* [Goal of the exercise]: Can you write out, unchanged, every line of the material from its first line through the line containing "heat-release-legend: SOI (°CA", including that line?

* [Region annotation records]:
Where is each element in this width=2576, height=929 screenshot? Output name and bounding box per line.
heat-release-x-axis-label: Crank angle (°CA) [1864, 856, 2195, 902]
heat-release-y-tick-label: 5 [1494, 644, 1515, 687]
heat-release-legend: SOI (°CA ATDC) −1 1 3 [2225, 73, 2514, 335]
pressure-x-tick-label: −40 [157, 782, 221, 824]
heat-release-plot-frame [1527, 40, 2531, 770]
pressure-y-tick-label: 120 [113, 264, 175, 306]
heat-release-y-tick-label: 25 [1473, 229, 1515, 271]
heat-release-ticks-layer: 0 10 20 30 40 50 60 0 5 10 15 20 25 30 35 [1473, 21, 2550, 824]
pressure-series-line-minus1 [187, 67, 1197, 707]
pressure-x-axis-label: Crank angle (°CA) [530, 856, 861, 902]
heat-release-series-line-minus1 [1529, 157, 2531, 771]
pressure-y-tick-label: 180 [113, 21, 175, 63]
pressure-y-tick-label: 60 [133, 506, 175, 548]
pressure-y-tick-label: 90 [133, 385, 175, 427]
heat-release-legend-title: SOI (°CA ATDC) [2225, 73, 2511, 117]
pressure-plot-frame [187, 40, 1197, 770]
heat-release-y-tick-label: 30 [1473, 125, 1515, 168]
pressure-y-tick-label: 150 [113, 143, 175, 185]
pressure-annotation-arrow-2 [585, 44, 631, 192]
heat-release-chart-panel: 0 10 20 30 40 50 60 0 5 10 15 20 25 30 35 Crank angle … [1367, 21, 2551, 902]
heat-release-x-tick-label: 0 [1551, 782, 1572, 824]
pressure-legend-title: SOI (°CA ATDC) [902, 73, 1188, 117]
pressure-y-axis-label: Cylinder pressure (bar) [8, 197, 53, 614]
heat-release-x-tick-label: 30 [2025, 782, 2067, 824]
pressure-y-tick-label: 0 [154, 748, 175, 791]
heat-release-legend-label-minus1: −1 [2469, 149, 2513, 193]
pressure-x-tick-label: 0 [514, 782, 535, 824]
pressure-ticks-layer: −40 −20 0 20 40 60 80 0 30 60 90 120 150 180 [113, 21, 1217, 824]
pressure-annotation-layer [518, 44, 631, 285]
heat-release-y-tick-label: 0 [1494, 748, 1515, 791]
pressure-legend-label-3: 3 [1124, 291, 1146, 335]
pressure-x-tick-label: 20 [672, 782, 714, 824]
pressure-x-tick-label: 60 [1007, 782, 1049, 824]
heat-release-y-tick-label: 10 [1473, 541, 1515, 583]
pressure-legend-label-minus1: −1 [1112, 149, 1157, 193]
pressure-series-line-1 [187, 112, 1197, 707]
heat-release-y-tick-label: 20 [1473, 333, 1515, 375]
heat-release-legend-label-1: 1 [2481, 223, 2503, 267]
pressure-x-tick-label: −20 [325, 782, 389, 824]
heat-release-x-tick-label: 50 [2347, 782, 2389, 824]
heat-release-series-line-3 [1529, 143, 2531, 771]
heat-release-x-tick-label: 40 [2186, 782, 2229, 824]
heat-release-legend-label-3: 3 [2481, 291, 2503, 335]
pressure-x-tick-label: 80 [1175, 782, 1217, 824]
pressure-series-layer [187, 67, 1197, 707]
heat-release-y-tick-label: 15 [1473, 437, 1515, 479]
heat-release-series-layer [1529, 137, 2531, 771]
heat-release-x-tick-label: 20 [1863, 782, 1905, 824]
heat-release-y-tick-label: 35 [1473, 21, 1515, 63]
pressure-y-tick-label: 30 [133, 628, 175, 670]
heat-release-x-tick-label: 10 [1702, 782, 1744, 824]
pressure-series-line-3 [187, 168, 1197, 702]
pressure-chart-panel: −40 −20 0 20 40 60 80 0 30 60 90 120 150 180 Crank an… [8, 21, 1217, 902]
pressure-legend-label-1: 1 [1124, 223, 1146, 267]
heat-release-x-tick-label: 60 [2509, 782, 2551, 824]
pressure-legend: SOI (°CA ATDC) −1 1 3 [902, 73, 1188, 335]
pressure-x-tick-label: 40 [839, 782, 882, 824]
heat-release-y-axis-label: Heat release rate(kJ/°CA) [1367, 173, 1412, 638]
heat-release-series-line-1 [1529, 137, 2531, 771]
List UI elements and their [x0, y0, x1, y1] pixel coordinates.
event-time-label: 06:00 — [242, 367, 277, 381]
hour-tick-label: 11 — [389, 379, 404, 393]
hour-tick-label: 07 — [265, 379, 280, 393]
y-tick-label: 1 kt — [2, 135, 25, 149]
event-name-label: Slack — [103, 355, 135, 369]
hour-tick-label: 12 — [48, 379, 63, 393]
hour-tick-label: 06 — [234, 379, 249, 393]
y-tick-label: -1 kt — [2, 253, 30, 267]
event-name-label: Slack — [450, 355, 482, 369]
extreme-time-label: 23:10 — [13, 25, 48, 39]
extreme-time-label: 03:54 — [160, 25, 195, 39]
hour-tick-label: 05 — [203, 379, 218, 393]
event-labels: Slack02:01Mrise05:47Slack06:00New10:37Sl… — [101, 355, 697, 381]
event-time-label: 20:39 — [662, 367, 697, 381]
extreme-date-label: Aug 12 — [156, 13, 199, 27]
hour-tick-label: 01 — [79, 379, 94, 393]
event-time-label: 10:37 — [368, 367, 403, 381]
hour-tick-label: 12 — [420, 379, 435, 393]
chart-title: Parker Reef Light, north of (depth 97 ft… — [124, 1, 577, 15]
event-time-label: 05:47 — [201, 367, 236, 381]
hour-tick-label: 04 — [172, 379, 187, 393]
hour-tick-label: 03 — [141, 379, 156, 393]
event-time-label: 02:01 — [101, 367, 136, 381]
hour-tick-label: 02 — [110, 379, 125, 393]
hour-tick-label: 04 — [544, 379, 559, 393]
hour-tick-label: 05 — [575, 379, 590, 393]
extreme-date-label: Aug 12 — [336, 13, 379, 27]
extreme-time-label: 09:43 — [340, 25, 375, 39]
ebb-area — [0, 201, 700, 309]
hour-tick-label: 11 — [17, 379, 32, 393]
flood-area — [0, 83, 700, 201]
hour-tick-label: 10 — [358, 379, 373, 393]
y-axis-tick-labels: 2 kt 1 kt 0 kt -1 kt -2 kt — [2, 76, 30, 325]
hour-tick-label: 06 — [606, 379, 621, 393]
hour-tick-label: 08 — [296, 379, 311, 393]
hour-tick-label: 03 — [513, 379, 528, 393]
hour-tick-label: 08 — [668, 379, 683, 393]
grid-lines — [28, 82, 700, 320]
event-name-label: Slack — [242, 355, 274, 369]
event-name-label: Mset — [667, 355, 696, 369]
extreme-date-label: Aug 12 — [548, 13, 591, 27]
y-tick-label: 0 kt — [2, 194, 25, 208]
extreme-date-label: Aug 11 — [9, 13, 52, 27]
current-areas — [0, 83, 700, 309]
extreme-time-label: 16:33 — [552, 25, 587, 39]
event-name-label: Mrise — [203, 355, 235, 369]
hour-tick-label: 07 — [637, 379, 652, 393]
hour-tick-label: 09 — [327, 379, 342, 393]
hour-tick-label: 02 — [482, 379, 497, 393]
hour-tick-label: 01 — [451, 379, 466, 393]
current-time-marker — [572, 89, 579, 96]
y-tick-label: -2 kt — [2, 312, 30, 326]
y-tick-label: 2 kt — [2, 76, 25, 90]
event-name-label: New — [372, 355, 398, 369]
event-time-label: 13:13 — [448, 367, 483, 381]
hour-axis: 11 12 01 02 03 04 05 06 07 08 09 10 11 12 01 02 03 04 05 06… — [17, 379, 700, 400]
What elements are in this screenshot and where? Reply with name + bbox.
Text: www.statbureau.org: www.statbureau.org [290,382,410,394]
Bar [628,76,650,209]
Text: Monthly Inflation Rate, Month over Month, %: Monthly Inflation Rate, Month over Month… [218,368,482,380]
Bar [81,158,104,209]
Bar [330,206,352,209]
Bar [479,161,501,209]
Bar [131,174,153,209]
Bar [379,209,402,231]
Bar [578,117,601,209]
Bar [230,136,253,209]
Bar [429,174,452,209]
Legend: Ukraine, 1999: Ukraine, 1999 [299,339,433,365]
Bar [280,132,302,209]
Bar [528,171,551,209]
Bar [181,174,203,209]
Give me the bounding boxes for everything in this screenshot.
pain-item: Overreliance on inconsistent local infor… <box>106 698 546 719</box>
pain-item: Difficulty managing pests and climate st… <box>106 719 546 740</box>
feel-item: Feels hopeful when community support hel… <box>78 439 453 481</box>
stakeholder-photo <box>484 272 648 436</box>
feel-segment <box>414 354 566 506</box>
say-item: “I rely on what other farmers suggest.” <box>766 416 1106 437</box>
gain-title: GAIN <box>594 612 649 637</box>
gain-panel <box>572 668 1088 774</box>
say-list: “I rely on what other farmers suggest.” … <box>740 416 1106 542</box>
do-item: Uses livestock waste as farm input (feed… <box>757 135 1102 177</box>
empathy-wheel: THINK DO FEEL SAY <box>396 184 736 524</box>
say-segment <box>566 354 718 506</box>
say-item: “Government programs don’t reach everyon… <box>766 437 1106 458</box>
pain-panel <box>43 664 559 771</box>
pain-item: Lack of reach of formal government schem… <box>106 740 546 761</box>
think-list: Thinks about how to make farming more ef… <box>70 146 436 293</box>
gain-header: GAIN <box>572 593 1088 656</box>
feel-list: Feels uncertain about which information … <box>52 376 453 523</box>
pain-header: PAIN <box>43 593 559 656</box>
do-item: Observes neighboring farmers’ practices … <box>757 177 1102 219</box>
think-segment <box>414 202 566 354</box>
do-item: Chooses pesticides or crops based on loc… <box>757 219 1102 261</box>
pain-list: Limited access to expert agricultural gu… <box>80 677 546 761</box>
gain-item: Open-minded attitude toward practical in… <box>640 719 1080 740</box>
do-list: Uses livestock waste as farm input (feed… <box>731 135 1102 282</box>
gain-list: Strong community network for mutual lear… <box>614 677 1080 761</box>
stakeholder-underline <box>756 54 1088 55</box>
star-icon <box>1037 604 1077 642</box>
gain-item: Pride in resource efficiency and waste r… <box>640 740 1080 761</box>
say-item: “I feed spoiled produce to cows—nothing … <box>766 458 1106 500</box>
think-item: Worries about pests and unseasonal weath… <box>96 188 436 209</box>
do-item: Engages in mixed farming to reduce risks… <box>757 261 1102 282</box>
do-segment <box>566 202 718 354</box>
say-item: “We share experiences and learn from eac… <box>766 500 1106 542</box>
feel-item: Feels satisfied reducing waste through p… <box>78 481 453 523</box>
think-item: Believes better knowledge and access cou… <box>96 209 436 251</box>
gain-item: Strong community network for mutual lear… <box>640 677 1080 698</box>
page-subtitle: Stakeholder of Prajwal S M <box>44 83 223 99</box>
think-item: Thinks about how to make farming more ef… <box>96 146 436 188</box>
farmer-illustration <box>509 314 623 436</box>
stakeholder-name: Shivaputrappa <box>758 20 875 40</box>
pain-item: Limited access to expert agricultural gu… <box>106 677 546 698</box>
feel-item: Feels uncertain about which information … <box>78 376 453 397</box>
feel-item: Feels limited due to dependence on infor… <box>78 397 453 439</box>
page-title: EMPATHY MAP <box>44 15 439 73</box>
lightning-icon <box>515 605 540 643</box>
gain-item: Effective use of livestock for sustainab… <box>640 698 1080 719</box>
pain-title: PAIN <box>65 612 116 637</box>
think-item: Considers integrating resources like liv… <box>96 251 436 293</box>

* [Exercise result]:
Where is each element in this width=2576, height=929 screenshot? Output name and bounding box per line.
heat-release-x-axis-label: Crank angle (°CA) [1864, 856, 2195, 902]
heat-release-y-tick-label: 5 [1494, 644, 1515, 687]
heat-release-legend: SOI (°CA ATDC) −1 1 3 [2225, 73, 2514, 335]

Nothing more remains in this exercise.